- Problem description: Repeat all of the records verbatim.

- The data:
>>>>>
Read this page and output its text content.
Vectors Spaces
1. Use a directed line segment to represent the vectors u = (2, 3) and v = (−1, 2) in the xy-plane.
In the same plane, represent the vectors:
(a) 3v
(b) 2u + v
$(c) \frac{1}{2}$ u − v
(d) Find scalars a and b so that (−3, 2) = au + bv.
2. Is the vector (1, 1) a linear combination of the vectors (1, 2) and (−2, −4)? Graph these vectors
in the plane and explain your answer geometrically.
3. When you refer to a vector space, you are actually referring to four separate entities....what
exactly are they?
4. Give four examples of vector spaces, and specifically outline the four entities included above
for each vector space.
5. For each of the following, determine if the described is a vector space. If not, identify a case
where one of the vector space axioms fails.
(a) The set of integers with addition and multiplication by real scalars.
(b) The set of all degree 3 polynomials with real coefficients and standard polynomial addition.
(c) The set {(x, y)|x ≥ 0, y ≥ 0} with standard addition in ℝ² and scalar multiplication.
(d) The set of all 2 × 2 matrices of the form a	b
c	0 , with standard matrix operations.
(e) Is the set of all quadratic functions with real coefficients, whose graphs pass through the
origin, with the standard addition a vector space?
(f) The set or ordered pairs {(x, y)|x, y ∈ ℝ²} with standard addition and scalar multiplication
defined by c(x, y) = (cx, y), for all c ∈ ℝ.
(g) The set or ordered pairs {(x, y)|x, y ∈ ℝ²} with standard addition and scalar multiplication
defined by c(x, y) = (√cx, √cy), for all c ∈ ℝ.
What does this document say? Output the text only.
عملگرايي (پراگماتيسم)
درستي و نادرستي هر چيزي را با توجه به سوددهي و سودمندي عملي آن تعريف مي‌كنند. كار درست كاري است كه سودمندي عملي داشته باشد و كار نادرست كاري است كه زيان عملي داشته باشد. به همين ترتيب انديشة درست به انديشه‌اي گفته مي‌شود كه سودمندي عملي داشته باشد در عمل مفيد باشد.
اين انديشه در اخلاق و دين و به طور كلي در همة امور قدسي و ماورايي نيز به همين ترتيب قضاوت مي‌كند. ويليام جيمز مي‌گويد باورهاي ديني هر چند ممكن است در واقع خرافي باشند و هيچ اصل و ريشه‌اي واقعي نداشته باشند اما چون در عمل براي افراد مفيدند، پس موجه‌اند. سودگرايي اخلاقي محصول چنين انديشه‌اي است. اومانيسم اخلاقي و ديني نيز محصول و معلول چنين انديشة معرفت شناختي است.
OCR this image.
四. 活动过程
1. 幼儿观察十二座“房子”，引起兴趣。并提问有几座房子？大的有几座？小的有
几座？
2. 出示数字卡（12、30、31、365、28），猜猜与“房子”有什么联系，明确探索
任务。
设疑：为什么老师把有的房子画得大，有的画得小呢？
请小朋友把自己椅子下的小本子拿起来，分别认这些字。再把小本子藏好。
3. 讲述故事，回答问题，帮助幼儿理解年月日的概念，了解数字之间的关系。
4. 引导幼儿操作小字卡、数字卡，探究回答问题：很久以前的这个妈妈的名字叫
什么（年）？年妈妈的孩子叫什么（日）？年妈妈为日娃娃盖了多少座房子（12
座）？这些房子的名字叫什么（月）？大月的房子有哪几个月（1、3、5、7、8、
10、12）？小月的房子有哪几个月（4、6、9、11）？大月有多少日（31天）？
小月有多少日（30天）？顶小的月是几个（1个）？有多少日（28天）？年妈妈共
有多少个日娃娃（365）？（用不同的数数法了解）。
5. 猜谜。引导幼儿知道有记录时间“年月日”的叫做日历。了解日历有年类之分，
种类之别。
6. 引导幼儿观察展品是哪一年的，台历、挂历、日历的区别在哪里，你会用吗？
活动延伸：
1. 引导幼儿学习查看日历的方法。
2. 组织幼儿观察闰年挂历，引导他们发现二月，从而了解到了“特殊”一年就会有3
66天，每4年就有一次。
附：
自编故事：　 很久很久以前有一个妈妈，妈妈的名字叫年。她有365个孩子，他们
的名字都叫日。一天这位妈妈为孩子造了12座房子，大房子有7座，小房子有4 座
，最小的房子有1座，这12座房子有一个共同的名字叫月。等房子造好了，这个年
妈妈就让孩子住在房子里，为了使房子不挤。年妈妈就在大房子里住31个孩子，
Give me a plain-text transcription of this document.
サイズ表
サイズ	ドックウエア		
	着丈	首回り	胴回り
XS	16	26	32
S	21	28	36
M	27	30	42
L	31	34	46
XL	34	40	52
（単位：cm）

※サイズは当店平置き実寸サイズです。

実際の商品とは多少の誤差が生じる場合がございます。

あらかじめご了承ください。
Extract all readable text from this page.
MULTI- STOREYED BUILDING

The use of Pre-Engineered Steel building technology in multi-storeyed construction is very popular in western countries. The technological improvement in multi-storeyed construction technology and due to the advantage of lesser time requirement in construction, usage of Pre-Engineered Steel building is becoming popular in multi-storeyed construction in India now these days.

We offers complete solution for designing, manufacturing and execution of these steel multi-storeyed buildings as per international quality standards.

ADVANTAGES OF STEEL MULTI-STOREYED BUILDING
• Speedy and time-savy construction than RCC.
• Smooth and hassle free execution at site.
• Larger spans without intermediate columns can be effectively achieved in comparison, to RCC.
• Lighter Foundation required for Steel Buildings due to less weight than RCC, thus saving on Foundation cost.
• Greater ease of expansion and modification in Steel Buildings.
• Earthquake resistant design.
<<<<<
- Worked answer:
Read this page and output its text content.
Vectors Spaces
1. Use a directed line segment to represent the vectors u = (2, 3) and v = (−1, 2) in the xy-plane.
In the same plane, represent the vectors:
(a) 3v
(b) 2u + v
$(c) \frac{1}{2}$ u − v
(d) Find scalars a and b so that (−3, 2) = au + bv.
2. Is the vector (1, 1) a linear combination of the vectors (1, 2) and (−2, −4)? Graph these vectors
in the plane and explain your answer geometrically.
3. When you refer to a vector space, you are actually referring to four separate entities....what
exactly are they?
4. Give four examples of vector spaces, and specifically outline the four entities included above
for each vector space.
5. For each of the following, determine if the described is a vector space. If not, identify a case
where one of the vector space axioms fails.
(a) The set of integers with addition and multiplication by real scalars.
(b) The set of all degree 3 polynomials with real coefficients and standard polynomial addition.
(c) The set {(x, y)|x ≥ 0, y ≥ 0} with standard addition in ℝ² and scalar multiplication.
(d) The set of all 2 × 2 matrices of the form a	b
c	0 , with standard matrix operations.
(e) Is the set of all quadratic functions with real coefficients, whose graphs pass through the
origin, with the standard addition a vector space?
(f) The set or ordered pairs {(x, y)|x, y ∈ ℝ²} with standard addition and scalar multiplication
defined by c(x, y) = (cx, y), for all c ∈ ℝ.
(g) The set or ordered pairs {(x, y)|x, y ∈ ℝ²} with standard addition and scalar multiplication
defined by c(x, y) = (√cx, √cy), for all c ∈ ℝ.
What does this document say? Output the text only.
عملگرايي (پراگماتيسم)
درستي و نادرستي هر چيزي را با توجه به سوددهي و سودمندي عملي آن تعريف مي‌كنند. كار درست كاري است كه سودمندي عملي داشته باشد و كار نادرست كاري است كه زيان عملي داشته باشد. به همين ترتيب انديشة درست به انديشه‌اي گفته مي‌شود كه سودمندي عملي داشته باشد در عمل مفيد باشد.
اين انديشه در اخلاق و دين و به طور كلي در همة امور قدسي و ماورايي نيز به همين ترتيب قضاوت مي‌كند. ويليام جيمز مي‌گويد باورهاي ديني هر چند ممكن است در واقع خرافي باشند و هيچ اصل و ريشه‌اي واقعي نداشته باشند اما چون در عمل براي افراد مفيدند، پس موجه‌اند. سودگرايي اخلاقي محصول چنين انديشه‌اي است. اومانيسم اخلاقي و ديني نيز محصول و معلول چنين انديشة معرفت شناختي است.
OCR this image.
四. 活动过程
1. 幼儿观察十二座“房子”，引起兴趣。并提问有几座房子？大的有几座？小的有
几座？
2. 出示数字卡（12、30、31、365、28），猜猜与“房子”有什么联系，明确探索
任务。
设疑：为什么老师把有的房子画得大，有的画得小呢？
请小朋友把自己椅子下的小本子拿起来，分别认这些字。再把小本子藏好。
3. 讲述故事，回答问题，帮助幼儿理解年月日的概念，了解数字之间的关系。
4. 引导幼儿操作小字卡、数字卡，探究回答问题：很久以前的这个妈妈的名字叫
什么（年）？年妈妈的孩子叫什么（日）？年妈妈为日娃娃盖了多少座房子（12
座）？这些房子的名字叫什么（月）？大月的房子有哪几个月（1、3、5、7、8、
10、12）？小月的房子有哪几个月（4、6、9、11）？大月有多少日（31天）？
小月有多少日（30天）？顶小的月是几个（1个）？有多少日（28天）？年妈妈共
有多少个日娃娃（365）？（用不同的数数法了解）。
5. 猜谜。引导幼儿知道有记录时间“年月日”的叫做日历。了解日历有年类之分，
种类之别。
6. 引导幼儿观察展品是哪一年的，台历、挂历、日历的区别在哪里，你会用吗？
活动延伸：
1. 引导幼儿学习查看日历的方法。
2. 组织幼儿观察闰年挂历，引导他们发现二月，从而了解到了“特殊”一年就会有3
66天，每4年就有一次。
附：
自编故事：　 很久很久以前有一个妈妈，妈妈的名字叫年。她有365个孩子，他们
的名字都叫日。一天这位妈妈为孩子造了12座房子，大房子有7座，小房子有4 座
，最小的房子有1座，这12座房子有一个共同的名字叫月。等房子造好了，这个年
妈妈就让孩子住在房子里，为了使房子不挤。年妈妈就在大房子里住31个孩子，
Give me a plain-text transcription of this document.
サイズ表
サイズ	ドックウエア		
	着丈	首回り	胴回り
XS	16	26	32
S	21	28	36
M	27	30	42
L	31	34	46
XL	34	40	52
（単位：cm）

※サイズは当店平置き実寸サイズです。

実際の商品とは多少の誤差が生じる場合がございます。

あらかじめご了承ください。
Extract all readable text from this page.
MULTI- STOREYED BUILDING

The use of Pre-Engineered Steel building technology in multi-storeyed construction is very popular in western countries. The technological improvement in multi-storeyed construction technology and due to the advantage of lesser time requirement in construction, usage of Pre-Engineered Steel building is becoming popular in multi-storeyed construction in India now these days.

We offers complete solution for designing, manufacturing and execution of these steel multi-storeyed buildings as per international quality standards.

ADVANTAGES OF STEEL MULTI-STOREYED BUILDING
• Speedy and time-savy construction than RCC.
• Smooth and hassle free execution at site.
• Larger spans without intermediate columns can be effectively achieved in comparison, to RCC.
• Lighter Foundation required for Steel Buildings due to less weight than RCC, thus saving on Foundation cost.
• Greater ease of expansion and modification in Steel Buildings.
• Earthquake resistant design.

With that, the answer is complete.